Prompt: Write out every record in full, exactly as written, please.

Excerpted records:
==================================================
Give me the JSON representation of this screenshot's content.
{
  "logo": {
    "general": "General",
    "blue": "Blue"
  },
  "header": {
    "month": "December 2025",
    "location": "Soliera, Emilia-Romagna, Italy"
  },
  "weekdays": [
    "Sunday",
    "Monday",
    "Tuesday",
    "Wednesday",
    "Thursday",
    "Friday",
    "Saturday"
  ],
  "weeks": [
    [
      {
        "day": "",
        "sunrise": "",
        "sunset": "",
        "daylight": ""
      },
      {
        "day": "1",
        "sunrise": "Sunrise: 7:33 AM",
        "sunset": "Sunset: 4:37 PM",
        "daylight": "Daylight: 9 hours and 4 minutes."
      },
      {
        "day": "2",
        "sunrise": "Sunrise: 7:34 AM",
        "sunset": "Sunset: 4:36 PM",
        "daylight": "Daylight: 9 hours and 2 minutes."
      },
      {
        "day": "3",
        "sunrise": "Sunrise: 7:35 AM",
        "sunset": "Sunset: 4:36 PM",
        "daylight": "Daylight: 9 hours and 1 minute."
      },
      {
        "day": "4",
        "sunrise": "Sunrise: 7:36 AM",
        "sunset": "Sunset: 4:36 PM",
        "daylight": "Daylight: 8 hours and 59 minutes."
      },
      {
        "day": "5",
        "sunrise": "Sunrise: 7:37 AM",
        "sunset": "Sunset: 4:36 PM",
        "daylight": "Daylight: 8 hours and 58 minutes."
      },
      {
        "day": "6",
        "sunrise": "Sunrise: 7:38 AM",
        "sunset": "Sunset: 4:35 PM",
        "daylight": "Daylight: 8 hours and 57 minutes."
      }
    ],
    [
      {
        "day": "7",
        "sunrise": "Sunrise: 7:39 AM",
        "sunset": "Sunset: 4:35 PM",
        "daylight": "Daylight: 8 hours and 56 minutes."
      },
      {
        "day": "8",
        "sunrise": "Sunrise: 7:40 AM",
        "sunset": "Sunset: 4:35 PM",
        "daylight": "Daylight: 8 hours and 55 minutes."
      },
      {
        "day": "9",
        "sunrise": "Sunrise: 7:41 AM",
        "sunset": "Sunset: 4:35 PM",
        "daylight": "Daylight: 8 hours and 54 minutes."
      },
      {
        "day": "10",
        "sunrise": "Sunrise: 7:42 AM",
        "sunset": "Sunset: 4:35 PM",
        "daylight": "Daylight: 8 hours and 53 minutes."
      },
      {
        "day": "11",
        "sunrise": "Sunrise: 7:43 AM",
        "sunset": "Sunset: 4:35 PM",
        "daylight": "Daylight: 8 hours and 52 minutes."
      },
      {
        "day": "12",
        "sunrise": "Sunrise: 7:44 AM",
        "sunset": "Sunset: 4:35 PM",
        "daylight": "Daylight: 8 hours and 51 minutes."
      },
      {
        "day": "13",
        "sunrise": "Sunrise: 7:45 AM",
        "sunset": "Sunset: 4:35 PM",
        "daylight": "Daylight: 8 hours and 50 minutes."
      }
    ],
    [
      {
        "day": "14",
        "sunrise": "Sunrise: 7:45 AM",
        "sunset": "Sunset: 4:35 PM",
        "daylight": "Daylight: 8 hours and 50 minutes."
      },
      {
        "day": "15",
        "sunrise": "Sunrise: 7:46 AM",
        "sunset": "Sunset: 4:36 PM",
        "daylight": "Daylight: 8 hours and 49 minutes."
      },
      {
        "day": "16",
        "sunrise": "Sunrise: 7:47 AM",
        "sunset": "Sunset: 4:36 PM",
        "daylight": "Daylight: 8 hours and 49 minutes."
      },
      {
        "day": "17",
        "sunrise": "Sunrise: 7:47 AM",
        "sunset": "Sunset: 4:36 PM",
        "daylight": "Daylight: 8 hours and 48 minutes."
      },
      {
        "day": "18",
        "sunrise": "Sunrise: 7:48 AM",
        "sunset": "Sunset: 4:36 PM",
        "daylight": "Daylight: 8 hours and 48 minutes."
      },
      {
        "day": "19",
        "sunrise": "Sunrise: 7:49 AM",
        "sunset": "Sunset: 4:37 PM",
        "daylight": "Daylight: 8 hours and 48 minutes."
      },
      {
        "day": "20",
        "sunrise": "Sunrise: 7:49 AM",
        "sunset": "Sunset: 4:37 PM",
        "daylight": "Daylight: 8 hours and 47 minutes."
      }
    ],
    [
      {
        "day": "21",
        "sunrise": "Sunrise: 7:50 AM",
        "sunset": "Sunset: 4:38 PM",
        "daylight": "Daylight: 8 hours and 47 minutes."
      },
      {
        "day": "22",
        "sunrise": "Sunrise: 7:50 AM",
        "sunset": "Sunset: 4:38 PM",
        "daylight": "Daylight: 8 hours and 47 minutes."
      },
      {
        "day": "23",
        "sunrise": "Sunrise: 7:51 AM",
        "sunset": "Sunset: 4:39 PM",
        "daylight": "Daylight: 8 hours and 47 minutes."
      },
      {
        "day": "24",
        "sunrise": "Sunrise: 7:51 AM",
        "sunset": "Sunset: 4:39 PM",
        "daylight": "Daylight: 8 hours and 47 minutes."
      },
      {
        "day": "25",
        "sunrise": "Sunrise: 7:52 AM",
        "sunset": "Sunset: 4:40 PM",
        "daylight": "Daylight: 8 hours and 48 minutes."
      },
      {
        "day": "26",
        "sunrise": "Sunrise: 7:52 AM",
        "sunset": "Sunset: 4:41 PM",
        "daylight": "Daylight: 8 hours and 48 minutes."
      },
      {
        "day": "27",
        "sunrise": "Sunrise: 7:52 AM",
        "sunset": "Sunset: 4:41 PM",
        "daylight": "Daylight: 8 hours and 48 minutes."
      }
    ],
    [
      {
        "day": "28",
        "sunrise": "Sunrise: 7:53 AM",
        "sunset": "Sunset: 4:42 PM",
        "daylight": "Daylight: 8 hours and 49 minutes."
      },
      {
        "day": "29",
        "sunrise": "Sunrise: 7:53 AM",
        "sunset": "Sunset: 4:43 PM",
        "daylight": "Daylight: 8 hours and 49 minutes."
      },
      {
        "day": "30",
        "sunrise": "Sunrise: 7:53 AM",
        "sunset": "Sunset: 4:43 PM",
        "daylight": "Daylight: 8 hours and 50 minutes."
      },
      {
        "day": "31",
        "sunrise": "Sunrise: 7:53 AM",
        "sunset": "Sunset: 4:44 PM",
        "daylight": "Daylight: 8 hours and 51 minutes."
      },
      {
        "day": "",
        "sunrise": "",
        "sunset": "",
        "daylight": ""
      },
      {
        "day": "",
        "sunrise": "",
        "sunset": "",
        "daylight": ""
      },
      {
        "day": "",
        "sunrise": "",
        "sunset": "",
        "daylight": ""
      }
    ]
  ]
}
==================================================
Task output:
Give me the JSON representation of this screenshot's content.
{
  "logo": {
    "general": "General",
    "blue": "Blue"
  },
  "header": {
    "month": "December 2025",
    "location": "Soliera, Emilia-Romagna, Italy"
  },
  "weekdays": [
    "Sunday",
    "Monday",
    "Tuesday",
    "Wednesday",
    "Thursday",
    "Friday",
    "Saturday"
  ],
  "weeks": [
    [
      {
        "day": "",
        "sunrise": "",
        "sunset": "",
        "daylight": ""
      },
      {
        "day": "1",
        "sunrise": "Sunrise: 7:33 AM",
        "sunset": "Sunset: 4:37 PM",
        "daylight": "Daylight: 9 hours and 4 minutes."
      },
      {
        "day": "2",
        "sunrise": "Sunrise: 7:34 AM",
        "sunset": "Sunset: 4:36 PM",
        "daylight": "Daylight: 9 hours and 2 minutes."
      },
      {
        "day": "3",
        "sunrise": "Sunrise: 7:35 AM",
        "sunset": "Sunset: 4:36 PM",
        "daylight": "Daylight: 9 hours and 1 minute."
      },
      {
        "day": "4",
        "sunrise": "Sunrise: 7:36 AM",
        "sunset": "Sunset: 4:36 PM",
        "daylight": "Daylight: 8 hours and 59 minutes."
      },
      {
        "day": "5",
        "sunrise": "Sunrise: 7:37 AM",
        "sunset": "Sunset: 4:36 PM",
        "daylight": "Daylight: 8 hours and 58 minutes."
      },
      {
        "day": "6",
        "sunrise": "Sunrise: 7:38 AM",
        "sunset": "Sunset: 4:35 PM",
        "daylight": "Daylight: 8 hours and 57 minutes."
      }
    ],
    [
      {
        "day": "7",
        "sunrise": "Sunrise: 7:39 AM",
        "sunset": "Sunset: 4:35 PM",
        "daylight": "Daylight: 8 hours and 56 minutes."
      },
      {
        "day": "8",
        "sunrise": "Sunrise: 7:40 AM",
        "sunset": "Sunset: 4:35 PM",
        "daylight": "Daylight: 8 hours and 55 minutes."
      },
      {
        "day": "9",
        "sunrise": "Sunrise: 7:41 AM",
        "sunset": "Sunset: 4:35 PM",
        "daylight": "Daylight: 8 hours and 54 minutes."
      },
      {
        "day": "10",
        "sunrise": "Sunrise: 7:42 AM",
        "sunset": "Sunset: 4:35 PM",
        "daylight": "Daylight: 8 hours and 53 minutes."
      },
      {
        "day": "11",
        "sunrise": "Sunrise: 7:43 AM",
        "sunset": "Sunset: 4:35 PM",
        "daylight": "Daylight: 8 hours and 52 minutes."
      },
      {
        "day": "12",
        "sunrise": "Sunrise: 7:44 AM",
        "sunset": "Sunset: 4:35 PM",
        "daylight": "Daylight: 8 hours and 51 minutes."
      },
      {
        "day": "13",
        "sunrise": "Sunrise: 7:45 AM",
        "sunset": "Sunset: 4:35 PM",
        "daylight": "Daylight: 8 hours and 50 minutes."
      }
    ],
    [
      {
        "day": "14",
        "sunrise": "Sunrise: 7:45 AM",
        "sunset": "Sunset: 4:35 PM",
        "daylight": "Daylight: 8 hours and 50 minutes."
      },
      {
        "day": "15",
        "sunrise": "Sunrise: 7:46 AM",
        "sunset": "Sunset: 4:36 PM",
        "daylight": "Daylight: 8 hours and 49 minutes."
      },
      {
        "day": "16",
        "sunrise": "Sunrise: 7:47 AM",
        "sunset": "Sunset: 4:36 PM",
        "daylight": "Daylight: 8 hours and 49 minutes."
      },
      {
        "day": "17",
        "sunrise": "Sunrise: 7:47 AM",
        "sunset": "Sunset: 4:36 PM",
        "daylight": "Daylight: 8 hours and 48 minutes."
      },
      {
        "day": "18",
        "sunrise": "Sunrise: 7:48 AM",
        "sunset": "Sunset: 4:36 PM",
        "daylight": "Daylight: 8 hours and 48 minutes."
      },
      {
        "day": "19",
        "sunrise": "Sunrise: 7:49 AM",
        "sunset": "Sunset: 4:37 PM",
        "daylight": "Daylight: 8 hours and 48 minutes."
      },
      {
        "day": "20",
        "sunrise": "Sunrise: 7:49 AM",
        "sunset": "Sunset: 4:37 PM",
        "daylight": "Daylight: 8 hours and 47 minutes."
      }
    ],
    [
      {
        "day": "21",
        "sunrise": "Sunrise: 7:50 AM",
        "sunset": "Sunset: 4:38 PM",
        "daylight": "Daylight: 8 hours and 47 minutes."
      },
      {
        "day": "22",
        "sunrise": "Sunrise: 7:50 AM",
        "sunset": "Sunset: 4:38 PM",
        "daylight": "Daylight: 8 hours and 47 minutes."
      },
      {
        "day": "23",
        "sunrise": "Sunrise: 7:51 AM",
        "sunset": "Sunset: 4:39 PM",
        "daylight": "Daylight: 8 hours and 47 minutes."
      },
      {
        "day": "24",
        "sunrise": "Sunrise: 7:51 AM",
        "sunset": "Sunset: 4:39 PM",
        "daylight": "Daylight: 8 hours and 47 minutes."
      },
      {
        "day": "25",
        "sunrise": "Sunrise: 7:52 AM",
        "sunset": "Sunset: 4:40 PM",
        "daylight": "Daylight: 8 hours and 48 minutes."
      },
      {
        "day": "26",
        "sunrise": "Sunrise: 7:52 AM",
        "sunset": "Sunset: 4:41 PM",
        "daylight": "Daylight: 8 hours and 48 minutes."
      },
      {
        "day": "27",
        "sunrise": "Sunrise: 7:52 AM",
        "sunset": "Sunset: 4:41 PM",
        "daylight": "Daylight: 8 hours and 48 minutes."
      }
    ],
    [
      {
        "day": "28",
        "sunrise": "Sunrise: 7:53 AM",
        "sunset": "Sunset: 4:42 PM",
        "daylight": "Daylight: 8 hours and 49 minutes."
      },
      {
        "day": "29",
        "sunrise": "Sunrise: 7:53 AM",
        "sunset": "Sunset: 4:43 PM",
        "daylight": "Daylight: 8 hours and 49 minutes."
      },
      {
        "day": "30",
        "sunrise": "Sunrise: 7:53 AM",
        "sunset": "Sunset: 4:43 PM",
        "daylight": "Daylight: 8 hours and 50 minutes."
      },
      {
        "day": "31",
        "sunrise": "Sunrise: 7:53 AM",
        "sunset": "Sunset: 4:44 PM",
        "daylight": "Daylight: 8 hours and 51 minutes."
      },
      {
        "day": "",
        "sunrise": "",
        "sunset": "",
        "daylight": ""
      },
      {
        "day": "",
        "sunrise": "",
        "sunset": "",
        "daylight": ""
      },
      {
        "day": "",
        "sunrise": "",
        "sunset": "",
        "daylight": ""
      }
    ]
  ]
}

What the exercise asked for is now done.